++++ Material supplied ++++
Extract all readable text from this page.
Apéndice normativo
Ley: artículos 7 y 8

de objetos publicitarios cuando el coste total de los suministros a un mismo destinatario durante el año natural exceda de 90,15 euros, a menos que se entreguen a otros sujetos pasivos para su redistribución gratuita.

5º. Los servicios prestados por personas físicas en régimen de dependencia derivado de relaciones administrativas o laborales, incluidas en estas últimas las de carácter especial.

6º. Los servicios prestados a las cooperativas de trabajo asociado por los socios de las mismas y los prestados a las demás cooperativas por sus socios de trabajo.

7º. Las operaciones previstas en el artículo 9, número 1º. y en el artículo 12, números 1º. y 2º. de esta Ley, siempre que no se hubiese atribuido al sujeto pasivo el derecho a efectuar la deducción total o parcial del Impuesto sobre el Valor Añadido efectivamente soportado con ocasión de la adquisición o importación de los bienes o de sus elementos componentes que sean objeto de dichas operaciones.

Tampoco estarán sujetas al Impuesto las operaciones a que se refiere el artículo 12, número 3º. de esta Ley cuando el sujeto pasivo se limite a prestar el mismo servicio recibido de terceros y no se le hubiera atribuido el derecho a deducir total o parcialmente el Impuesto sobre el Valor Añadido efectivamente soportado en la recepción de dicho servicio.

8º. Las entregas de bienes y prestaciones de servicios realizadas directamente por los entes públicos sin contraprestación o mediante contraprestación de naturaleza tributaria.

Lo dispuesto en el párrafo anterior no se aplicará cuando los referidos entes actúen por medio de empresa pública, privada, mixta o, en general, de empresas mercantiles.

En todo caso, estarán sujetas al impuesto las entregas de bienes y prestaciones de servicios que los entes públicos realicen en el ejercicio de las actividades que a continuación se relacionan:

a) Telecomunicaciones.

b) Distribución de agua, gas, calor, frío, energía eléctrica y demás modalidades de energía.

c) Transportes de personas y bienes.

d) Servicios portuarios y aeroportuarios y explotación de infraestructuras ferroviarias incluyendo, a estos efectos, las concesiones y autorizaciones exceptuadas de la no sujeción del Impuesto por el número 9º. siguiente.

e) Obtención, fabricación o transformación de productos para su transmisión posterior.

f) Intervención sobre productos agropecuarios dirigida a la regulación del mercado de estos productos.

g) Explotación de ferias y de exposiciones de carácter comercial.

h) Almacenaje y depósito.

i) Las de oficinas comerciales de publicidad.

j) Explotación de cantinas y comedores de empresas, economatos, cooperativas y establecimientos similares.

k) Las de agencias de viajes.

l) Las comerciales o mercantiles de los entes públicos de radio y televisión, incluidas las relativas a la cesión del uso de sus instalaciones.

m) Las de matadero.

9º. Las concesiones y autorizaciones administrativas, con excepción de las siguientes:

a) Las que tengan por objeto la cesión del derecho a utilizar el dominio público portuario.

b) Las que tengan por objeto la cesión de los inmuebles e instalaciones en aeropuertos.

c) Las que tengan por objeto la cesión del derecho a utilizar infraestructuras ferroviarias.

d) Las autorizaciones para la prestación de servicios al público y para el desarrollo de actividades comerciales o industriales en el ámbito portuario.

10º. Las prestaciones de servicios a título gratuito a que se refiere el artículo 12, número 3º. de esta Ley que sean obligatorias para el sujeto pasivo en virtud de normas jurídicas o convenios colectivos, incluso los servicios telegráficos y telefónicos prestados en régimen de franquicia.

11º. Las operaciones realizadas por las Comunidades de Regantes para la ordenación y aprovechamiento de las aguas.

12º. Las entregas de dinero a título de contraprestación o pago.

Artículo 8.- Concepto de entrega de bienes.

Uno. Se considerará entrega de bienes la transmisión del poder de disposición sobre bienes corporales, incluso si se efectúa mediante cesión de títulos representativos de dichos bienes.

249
++++
▶ **What you will do**:
Give the listing above again, word for word.

▶ **The output**:
Extract all readable text from this page.
Apéndice normativo
Ley: artículos 7 y 8

de objetos publicitarios cuando el coste total de los suministros a un mismo destinatario durante el año natural exceda de 90,15 euros, a menos que se entreguen a otros sujetos pasivos para su redistribución gratuita.

5º. Los servicios prestados por personas físicas en régimen de dependencia derivado de relaciones administrativas o laborales, incluidas en estas últimas las de carácter especial.

6º. Los servicios prestados a las cooperativas de trabajo asociado por los socios de las mismas y los prestados a las demás cooperativas por sus socios de trabajo.

7º. Las operaciones previstas en el artículo 9, número 1º. y en el artículo 12, números 1º. y 2º. de esta Ley, siempre que no se hubiese atribuido al sujeto pasivo el derecho a efectuar la deducción total o parcial del Impuesto sobre el Valor Añadido efectivamente soportado con ocasión de la adquisición o importación de los bienes o de sus elementos componentes que sean objeto de dichas operaciones.

Tampoco estarán sujetas al Impuesto las operaciones a que se refiere el artículo 12, número 3º. de esta Ley cuando el sujeto pasivo se limite a prestar el mismo servicio recibido de terceros y no se le hubiera atribuido el derecho a deducir total o parcialmente el Impuesto sobre el Valor Añadido efectivamente soportado en la recepción de dicho servicio.

8º. Las entregas de bienes y prestaciones de servicios realizadas directamente por los entes públicos sin contraprestación o mediante contraprestación de naturaleza tributaria.

Lo dispuesto en el párrafo anterior no se aplicará cuando los referidos entes actúen por medio de empresa pública, privada, mixta o, en general, de empresas mercantiles.

En todo caso, estarán sujetas al impuesto las entregas de bienes y prestaciones de servicios que los entes públicos realicen en el ejercicio de las actividades que a continuación se relacionan:

a) Telecomunicaciones.

b) Distribución de agua, gas, calor, frío, energía eléctrica y demás modalidades de energía.

c) Transportes de personas y bienes.

d) Servicios portuarios y aeroportuarios y explotación de infraestructuras ferroviarias incluyendo, a estos efectos, las concesiones y autorizaciones exceptuadas de la no sujeción del Impuesto por el número 9º. siguiente.

e) Obtención, fabricación o transformación de productos para su transmisión posterior.

f) Intervención sobre productos agropecuarios dirigida a la regulación del mercado de estos productos.

g) Explotación de ferias y de exposiciones de carácter comercial.

h) Almacenaje y depósito.

i) Las de oficinas comerciales de publicidad.

j) Explotación de cantinas y comedores de empresas, economatos, cooperativas y establecimientos similares.

k) Las de agencias de viajes.

l) Las comerciales o mercantiles de los entes públicos de radio y televisión, incluidas las relativas a la cesión del uso de sus instalaciones.

m) Las de matadero.

9º. Las concesiones y autorizaciones administrativas, con excepción de las siguientes:

a) Las que tengan por objeto la cesión del derecho a utilizar el dominio público portuario.

b) Las que tengan por objeto la cesión de los inmuebles e instalaciones en aeropuertos.

c) Las que tengan por objeto la cesión del derecho a utilizar infraestructuras ferroviarias.

d) Las autorizaciones para la prestación de servicios al público y para el desarrollo de actividades comerciales o industriales en el ámbito portuario.

10º. Las prestaciones de servicios a título gratuito a que se refiere el artículo 12, número 3º. de esta Ley que sean obligatorias para el sujeto pasivo en virtud de normas jurídicas o convenios colectivos, incluso los servicios telegráficos y telefónicos prestados en régimen de franquicia.

11º. Las operaciones realizadas por las Comunidades de Regantes para la ordenación y aprovechamiento de las aguas.

12º. Las entregas de dinero a título de contraprestación o pago.

Artículo 8.- Concepto de entrega de bienes.

Uno. Se considerará entrega de bienes la transmisión del poder de disposición sobre bienes corporales, incluso si se efectúa mediante cesión de títulos representativos de dichos bienes.

249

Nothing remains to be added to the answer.